ЗАДАНИЯ:
1. Почему, по словам Можаева в избранном фрагменте, в спектакле нет декораций? Ответьте одним–тремя предложениями.
2. Когда, по словам Станцо в избранном фрагменте, был создан фольклорный ансамбль Дмитрия Покровского?

──────── ИЗБРАННЫЙ ФРАГМЕНТ

В. В. Станцо — редакция журнала «Хи­мия и жизнь». Сегодня Театр на Таганке прошел одно из самых сложных испыта­ний в своей деятельности. И даже не одно, а два испытания. Первое — труднейшей драматургией А. С. Пушкина. И второе испытание — исконно народной песней, которую несет всем нам фольклорный ансамбль Дмитрия Покровского, созданный семь-восемь лет назад. Я услышал их, когда они появились в своем подвальчике. И тогда уже шел разговор, что этот ан­самбль придет в конце концов на сцену настоящего театра и будет искушением и испытанием для народа, если это будет театр больших мастеров, как наш Театр на Таганке. Это будет большим испытанием и искушением того, что делает Д. Покров­ский и его единомышленники. Та орга­ничность, которую мы все видели и слы­шали сегодня, органичность режиссуры Театра на Таганке и тех источников му­зыки — это все слилось вместе. Это было единое целое. И это здорово! Это делает спектакль цельным, его могучее дей­ствие мы все на себе испытали. Делает спектакль цельным и могучим вдвойне. Многие мои коллеги говорили, что любимовский театр для избранных, для интел­лигентов и эстетов. Но испытание перво­зданной музыкой говорит о том, что «Бо­рис Годунов» на таганской сцене — состо­ялся! И слава богу, что нам это дано уви­деть и услышать! А о мелких придирках здесь и не стоит говорить, они заслоня­ются спектаклем большой цельности и на­родности. Спасибо вам за него!

Б. А. Можаев — писатель. Я видел не­сколько сцен на репетициях, а сегодня впервые вижу спектакль целиком. Когда я смотрел его отдельные сцены, то у меня было намерение говорить по существу каждой из них. Теперь, просмотрев весь спектакль, ощущаешь, что этого делать не нужно, что это не главное. Главное в том, что весь спектакль сделан таким образом, что сцена от сцены зависит, и они в общем потоке создают великолепное зрели­ще, которое захватывает зал. Чувствуешь, что Пушкин написал мелодию от трагедии, все слито. Разделить комедию от трагедии нельзя, как и в жизни. Это комедия о на­стоящей беде народа. Когда писал свою музыку Мусоргский, то он, прежде всего, чувствовал и понимал, что это была ко­медия и трагедия о горе государства Московского. Любимов сделал практически то же, но в иных условиях, на сцене дра­матического театра. Идя за текстом А. С. Пушкина, он просто и точно разре­шил суть этого спектакля — это народное представление, и пьеса сыграна на площа­ди в гуще народа. Естественно, говорит нам постановщик, здесь нет никаких де­кораций. Они и не нужны — это площадь. Зато нужен сам народ. Нужна труппа, нужен тот самый коллектив, который во­едино спаян и делает свое дело, как едино звучащий оркестр. Точно в целом и в от­дельности все продумано и представлено, как должно представляться в народном представлении.

────────────────
──────── ИСХОДНЫЕ ДАННЫЕ

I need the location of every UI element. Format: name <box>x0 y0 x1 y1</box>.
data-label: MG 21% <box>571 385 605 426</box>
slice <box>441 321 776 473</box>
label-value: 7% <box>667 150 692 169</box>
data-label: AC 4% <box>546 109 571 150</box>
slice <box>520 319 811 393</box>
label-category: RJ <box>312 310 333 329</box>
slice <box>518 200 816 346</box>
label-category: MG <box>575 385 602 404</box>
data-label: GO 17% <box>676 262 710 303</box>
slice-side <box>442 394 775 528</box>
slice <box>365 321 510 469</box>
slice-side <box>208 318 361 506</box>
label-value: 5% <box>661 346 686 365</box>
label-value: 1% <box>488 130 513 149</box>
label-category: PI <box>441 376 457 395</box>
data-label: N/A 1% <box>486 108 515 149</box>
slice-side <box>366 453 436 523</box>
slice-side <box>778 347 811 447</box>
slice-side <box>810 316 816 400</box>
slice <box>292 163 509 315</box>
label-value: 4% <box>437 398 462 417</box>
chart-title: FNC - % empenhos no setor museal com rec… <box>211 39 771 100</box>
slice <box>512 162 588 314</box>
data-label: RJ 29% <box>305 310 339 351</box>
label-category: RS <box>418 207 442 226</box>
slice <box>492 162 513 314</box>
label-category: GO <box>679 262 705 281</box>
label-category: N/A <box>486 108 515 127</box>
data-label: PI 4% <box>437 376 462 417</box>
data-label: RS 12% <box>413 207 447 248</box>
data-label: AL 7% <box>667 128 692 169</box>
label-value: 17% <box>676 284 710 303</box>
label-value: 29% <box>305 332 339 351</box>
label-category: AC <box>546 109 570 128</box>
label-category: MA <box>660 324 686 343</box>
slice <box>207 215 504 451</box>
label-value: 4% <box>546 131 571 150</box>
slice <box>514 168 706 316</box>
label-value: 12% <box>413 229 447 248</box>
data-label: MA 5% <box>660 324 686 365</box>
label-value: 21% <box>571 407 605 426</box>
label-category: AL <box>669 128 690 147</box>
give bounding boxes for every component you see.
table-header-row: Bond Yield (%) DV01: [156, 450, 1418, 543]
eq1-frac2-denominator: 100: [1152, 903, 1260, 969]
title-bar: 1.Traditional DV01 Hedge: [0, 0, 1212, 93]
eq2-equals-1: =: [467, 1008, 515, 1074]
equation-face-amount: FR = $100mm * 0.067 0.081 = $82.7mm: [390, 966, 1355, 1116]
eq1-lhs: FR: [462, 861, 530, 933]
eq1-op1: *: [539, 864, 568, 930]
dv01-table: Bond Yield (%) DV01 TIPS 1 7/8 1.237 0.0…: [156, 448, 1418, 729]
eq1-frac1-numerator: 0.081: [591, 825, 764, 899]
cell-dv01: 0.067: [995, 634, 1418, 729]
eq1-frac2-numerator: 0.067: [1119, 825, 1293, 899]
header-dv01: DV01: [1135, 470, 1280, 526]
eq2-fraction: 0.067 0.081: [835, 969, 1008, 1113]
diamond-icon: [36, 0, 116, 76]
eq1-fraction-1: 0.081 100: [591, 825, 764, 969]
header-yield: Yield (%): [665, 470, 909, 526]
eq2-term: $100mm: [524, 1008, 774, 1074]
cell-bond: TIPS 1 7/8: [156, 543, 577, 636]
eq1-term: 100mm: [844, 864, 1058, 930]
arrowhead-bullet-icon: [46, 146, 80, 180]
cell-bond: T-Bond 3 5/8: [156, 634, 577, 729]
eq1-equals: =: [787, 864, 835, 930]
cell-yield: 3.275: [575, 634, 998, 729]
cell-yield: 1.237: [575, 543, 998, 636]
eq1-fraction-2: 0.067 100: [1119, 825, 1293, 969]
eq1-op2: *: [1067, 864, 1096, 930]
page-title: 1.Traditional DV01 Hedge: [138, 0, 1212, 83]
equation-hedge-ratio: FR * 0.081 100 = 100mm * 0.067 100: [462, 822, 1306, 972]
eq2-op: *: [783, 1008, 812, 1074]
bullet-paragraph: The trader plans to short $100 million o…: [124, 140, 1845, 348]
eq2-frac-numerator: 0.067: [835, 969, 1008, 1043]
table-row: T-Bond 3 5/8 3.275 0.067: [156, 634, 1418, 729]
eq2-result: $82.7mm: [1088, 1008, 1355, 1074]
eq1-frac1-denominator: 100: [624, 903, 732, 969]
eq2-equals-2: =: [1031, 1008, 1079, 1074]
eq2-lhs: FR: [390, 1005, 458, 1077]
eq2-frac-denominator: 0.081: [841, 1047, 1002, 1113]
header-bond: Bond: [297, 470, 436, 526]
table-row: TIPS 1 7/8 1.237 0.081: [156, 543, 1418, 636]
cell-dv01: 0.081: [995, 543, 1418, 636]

────────────────

ОТВЕТЫ ПО ЗАДАНИЯМ:
1. Постановщик решил спектакль как народное представление, которое играется на площади в гуще народа. Раз место действия — площадь, декорации не нужны. Нужен сам народ, то есть спаянная труппа, звучащая как единый оркестр.

2. Семь-восемь лет назад.